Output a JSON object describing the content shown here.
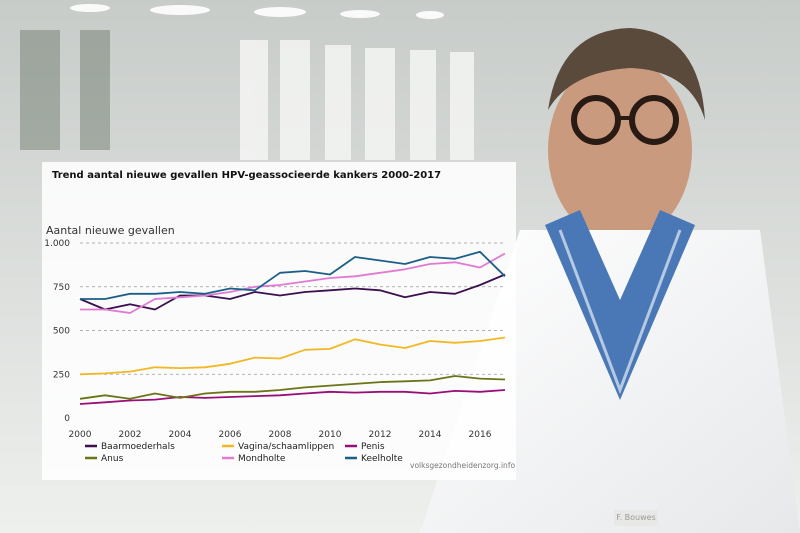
{
  "chart_data": {
    "type": "line",
    "title": "Trend aantal nieuwe gevallen HPV-geassocieerde kankers 2000-2017",
    "ylabel": "Aantal nieuwe gevallen",
    "xlabel": "",
    "ylim": [
      0,
      1000
    ],
    "xlim": [
      2000,
      2017
    ],
    "yticks": [
      0,
      250,
      500,
      750,
      1000
    ],
    "ytick_labels": [
      "0",
      "250",
      "500",
      "750",
      "1.000"
    ],
    "xticks": [
      2000,
      2002,
      2004,
      2006,
      2008,
      2010,
      2012,
      2014,
      2016
    ],
    "ytick_gridlines": true,
    "legend_position": "bottom",
    "x": [
      2000,
      2001,
      2002,
      2003,
      2004,
      2005,
      2006,
      2007,
      2008,
      2009,
      2010,
      2011,
      2012,
      2013,
      2014,
      2015,
      2016,
      2017
    ],
    "series": [
      {
        "name": "Baarmoederhals",
        "color": "#3c0f4f",
        "values": [
          680,
          620,
          650,
          620,
          700,
          700,
          680,
          720,
          700,
          720,
          730,
          740,
          730,
          690,
          720,
          710,
          760,
          820
        ]
      },
      {
        "name": "Vagina/schaamlippen",
        "color": "#f2b824",
        "values": [
          250,
          255,
          265,
          290,
          285,
          290,
          310,
          345,
          340,
          390,
          395,
          450,
          420,
          400,
          440,
          430,
          440,
          460
        ]
      },
      {
        "name": "Penis",
        "color": "#9a0e78",
        "values": [
          80,
          90,
          100,
          105,
          120,
          115,
          120,
          125,
          130,
          140,
          150,
          145,
          150,
          150,
          140,
          155,
          150,
          160
        ]
      },
      {
        "name": "Anus",
        "color": "#6b7417",
        "values": [
          110,
          130,
          110,
          140,
          115,
          140,
          150,
          150,
          160,
          175,
          185,
          195,
          205,
          210,
          215,
          240,
          225,
          220
        ]
      },
      {
        "name": "Mondholte",
        "color": "#e17ad3",
        "values": [
          620,
          620,
          600,
          680,
          690,
          700,
          720,
          750,
          760,
          780,
          800,
          810,
          830,
          850,
          880,
          890,
          860,
          940
        ]
      },
      {
        "name": "Keelholte",
        "color": "#1b5f88",
        "values": [
          680,
          680,
          710,
          710,
          720,
          710,
          740,
          730,
          830,
          840,
          820,
          920,
          900,
          880,
          920,
          910,
          950,
          810
        ]
      }
    ]
  },
  "credit": "volksgezondheidenzorg.info",
  "badge": "F. Bouwes"
}
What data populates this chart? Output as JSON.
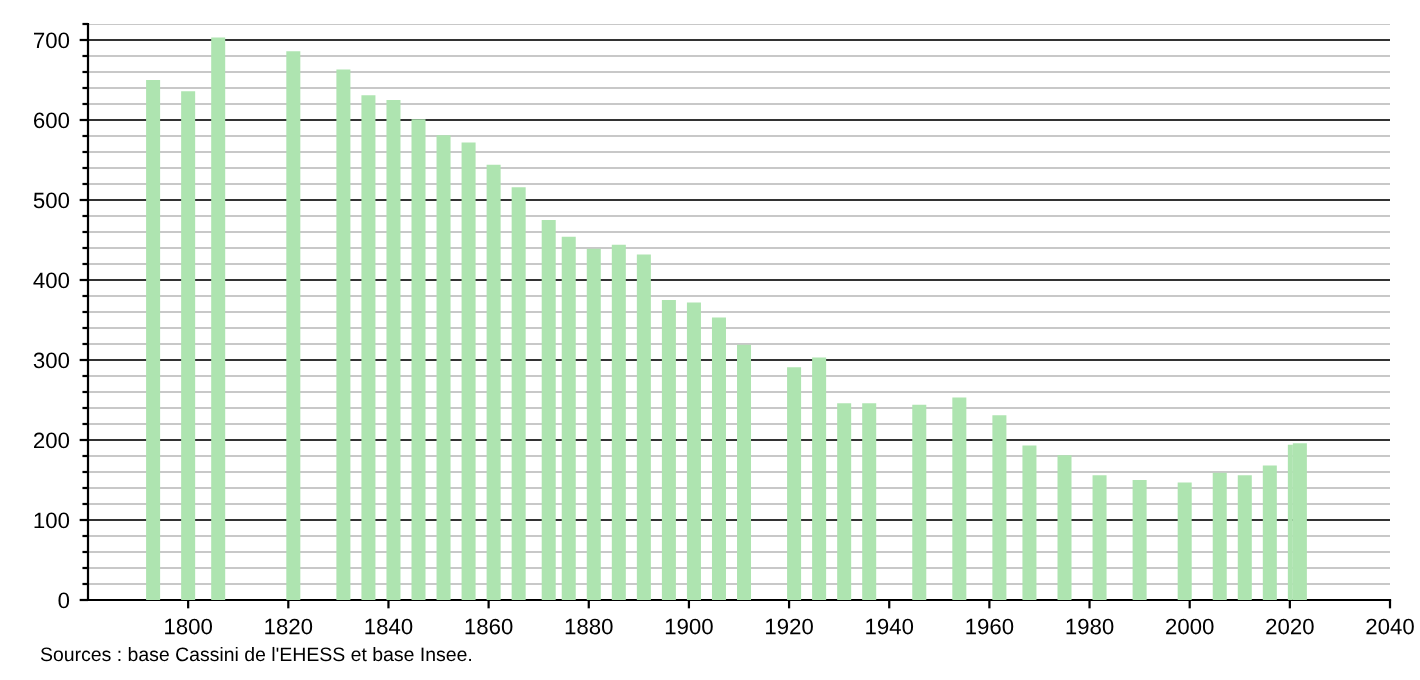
{
  "chart_data": {
    "type": "bar",
    "x": [
      1793,
      1800,
      1806,
      1821,
      1831,
      1836,
      1841,
      1846,
      1851,
      1856,
      1861,
      1866,
      1872,
      1876,
      1881,
      1886,
      1891,
      1896,
      1901,
      1906,
      1911,
      1921,
      1926,
      1931,
      1936,
      1946,
      1954,
      1962,
      1968,
      1975,
      1982,
      1990,
      1999,
      2006,
      2011,
      2016,
      2021,
      2022
    ],
    "values": [
      650,
      636,
      703,
      686,
      663,
      631,
      625,
      601,
      581,
      572,
      544,
      516,
      475,
      454,
      439,
      444,
      432,
      375,
      372,
      353,
      319,
      291,
      303,
      246,
      246,
      244,
      253,
      231,
      193,
      181,
      156,
      150,
      147,
      159,
      156,
      168,
      194,
      196
    ],
    "color": "#aee4b0",
    "xlim": [
      1780,
      2040
    ],
    "xticks": [
      1800,
      1820,
      1840,
      1860,
      1880,
      1900,
      1920,
      1940,
      1960,
      1980,
      2000,
      2020,
      2040
    ],
    "ylim": [
      0,
      720
    ],
    "yticks": [
      0,
      {
        "value": 20,
        "label": null
      },
      {
        "value": 40,
        "label": null
      },
      {
        "value": 60,
        "label": null
      },
      {
        "value": 80,
        "label": null
      },
      100,
      {
        "value": 120,
        "label": null
      },
      {
        "value": 140,
        "label": null
      },
      {
        "value": 160,
        "label": null
      },
      {
        "value": 180,
        "label": null
      },
      200,
      {
        "value": 220,
        "label": null
      },
      {
        "value": 240,
        "label": null
      },
      {
        "value": 260,
        "label": null
      },
      {
        "value": 280,
        "label": null
      },
      300,
      {
        "value": 320,
        "label": null
      },
      {
        "value": 340,
        "label": null
      },
      {
        "value": 360,
        "label": null
      },
      {
        "value": 380,
        "label": null
      },
      400,
      {
        "value": 420,
        "label": null
      },
      {
        "value": 440,
        "label": null
      },
      {
        "value": 460,
        "label": null
      },
      {
        "value": 480,
        "label": null
      },
      500,
      {
        "value": 520,
        "label": null
      },
      {
        "value": 540,
        "label": null
      },
      {
        "value": 560,
        "label": null
      },
      {
        "value": 580,
        "label": null
      },
      600,
      {
        "value": 620,
        "label": null
      },
      {
        "value": 640,
        "label": null
      },
      {
        "value": 660,
        "label": null
      },
      {
        "value": 680,
        "label": null
      },
      700,
      {
        "value": 720,
        "label": null
      }
    ],
    "grid": "y",
    "annotations": [
      "Sources : base Cassini de l'EHESS et base Insee."
    ]
  }
}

______________________________

To be done: Print the listing above in full, exactly as written. Omit any pictures.

Solution to this task:
Output a JSON object describing the content shown here.
{
  "chart_data": {
    "type": "line",
    "title": "Trend aantal nieuwe gevallen HPV-geassocieerde kankers 2000-2017",
    "ylabel": "Aantal nieuwe gevallen",
    "xlabel": "",
    "ylim": [
      0,
      1000
    ],
    "xlim": [
      2000,
      2017
    ],
    "yticks": [
      0,
      250,
      500,
      750,
      1000
    ],
    "ytick_labels": [
      "0",
      "250",
      "500",
      "750",
      "1.000"
    ],
    "xticks": [
      2000,
      2002,
      2004,
      2006,
      2008,
      2010,
      2012,
      2014,
      2016
    ],
    "ytick_gridlines": true,
    "legend_position": "bottom",
    "x": [
      2000,
      2001,
      2002,
      2003,
      2004,
      2005,
      2006,
      2007,
      2008,
      2009,
      2010,
      2011,
      2012,
      2013,
      2014,
      2015,
      2016,
      2017
    ],
    "series": [
      {
        "name": "Baarmoederhals",
        "color": "#3c0f4f",
        "values": [
          680,
          620,
          650,
          620,
          700,
          700,
          680,
          720,
          700,
          720,
          730,
          740,
          730,
          690,
          720,
          710,
          760,
          820
        ]
      },
      {
        "name": "Vagina/schaamlippen",
        "color": "#f2b824",
        "values": [
          250,
          255,
          265,
          290,
          285,
          290,
          310,
          345,
          340,
          390,
          395,
          450,
          420,
          400,
          440,
          430,
          440,
          460
        ]
      },
      {
        "name": "Penis",
        "color": "#9a0e78",
        "values": [
          80,
          90,
          100,
          105,
          120,
          115,
          120,
          125,
          130,
          140,
          150,
          145,
          150,
          150,
          140,
          155,
          150,
          160
        ]
      },
      {
        "name": "Anus",
        "color": "#6b7417",
        "values": [
          110,
          130,
          110,
          140,
          115,
          140,
          150,
          150,
          160,
          175,
          185,
          195,
          205,
          210,
          215,
          240,
          225,
          220
        ]
      },
      {
        "name": "Mondholte",
        "color": "#e17ad3",
        "values": [
          620,
          620,
          600,
          680,
          690,
          700,
          720,
          750,
          760,
          780,
          800,
          810,
          830,
          850,
          880,
          890,
          860,
          940
        ]
      },
      {
        "name": "Keelholte",
        "color": "#1b5f88",
        "values": [
          680,
          680,
          710,
          710,
          720,
          710,
          740,
          730,
          830,
          840,
          820,
          920,
          900,
          880,
          920,
          910,
          950,
          810
        ]
      }
    ]
  },
  "credit": "volksgezondheidenzorg.info",
  "badge": "F. Bouwes"
}
What data populates this chart? Output as JSON.
{
  "chart_data": {
    "type": "bar",
    "x": [
      1793,
      1800,
      1806,
      1821,
      1831,
      1836,
      1841,
      1846,
      1851,
      1856,
      1861,
      1866,
      1872,
      1876,
      1881,
      1886,
      1891,
      1896,
      1901,
      1906,
      1911,
      1921,
      1926,
      1931,
      1936,
      1946,
      1954,
      1962,
      1968,
      1975,
      1982,
      1990,
      1999,
      2006,
      2011,
      2016,
      2021,
      2022
    ],
    "values": [
      650,
      636,
      703,
      686,
      663,
      631,
      625,
      601,
      581,
      572,
      544,
      516,
      475,
      454,
      439,
      444,
      432,
      375,
      372,
      353,
      319,
      291,
      303,
      246,
      246,
      244,
      253,
      231,
      193,
      181,
      156,
      150,
      147,
      159,
      156,
      168,
      194,
      196
    ],
    "color": "#aee4b0",
    "xlim": [
      1780,
      2040
    ],
    "xticks": [
      1800,
      1820,
      1840,
      1860,
      1880,
      1900,
      1920,
      1940,
      1960,
      1980,
      2000,
      2020,
      2040
    ],
    "ylim": [
      0,
      720
    ],
    "yticks": [
      0,
      {
        "value": 20,
        "label": null
      },
      {
        "value": 40,
        "label": null
      },
      {
        "value": 60,
        "label": null
      },
      {
        "value": 80,
        "label": null
      },
      100,
      {
        "value": 120,
        "label": null
      },
      {
        "value": 140,
        "label": null
      },
      {
        "value": 160,
        "label": null
      },
      {
        "value": 180,
        "label": null
      },
      200,
      {
        "value": 220,
        "label": null
      },
      {
        "value": 240,
        "label": null
      },
      {
        "value": 260,
        "label": null
      },
      {
        "value": 280,
        "label": null
      },
      300,
      {
        "value": 320,
        "label": null
      },
      {
        "value": 340,
        "label": null
      },
      {
        "value": 360,
        "label": null
      },
      {
        "value": 380,
        "label": null
      },
      400,
      {
        "value": 420,
        "label": null
      },
      {
        "value": 440,
        "label": null
      },
      {
        "value": 460,
        "label": null
      },
      {
        "value": 480,
        "label": null
      },
      500,
      {
        "value": 520,
        "label": null
      },
      {
        "value": 540,
        "label": null
      },
      {
        "value": 560,
        "label": null
      },
      {
        "value": 580,
        "label": null
      },
      600,
      {
        "value": 620,
        "label": null
      },
      {
        "value": 640,
        "label": null
      },
      {
        "value": 660,
        "label": null
      },
      {
        "value": 680,
        "label": null
      },
      700,
      {
        "value": 720,
        "label": null
      }
    ],
    "grid": "y",
    "annotations": [
      "Sources : base Cassini de l'EHESS et base Insee."
    ]
  }
}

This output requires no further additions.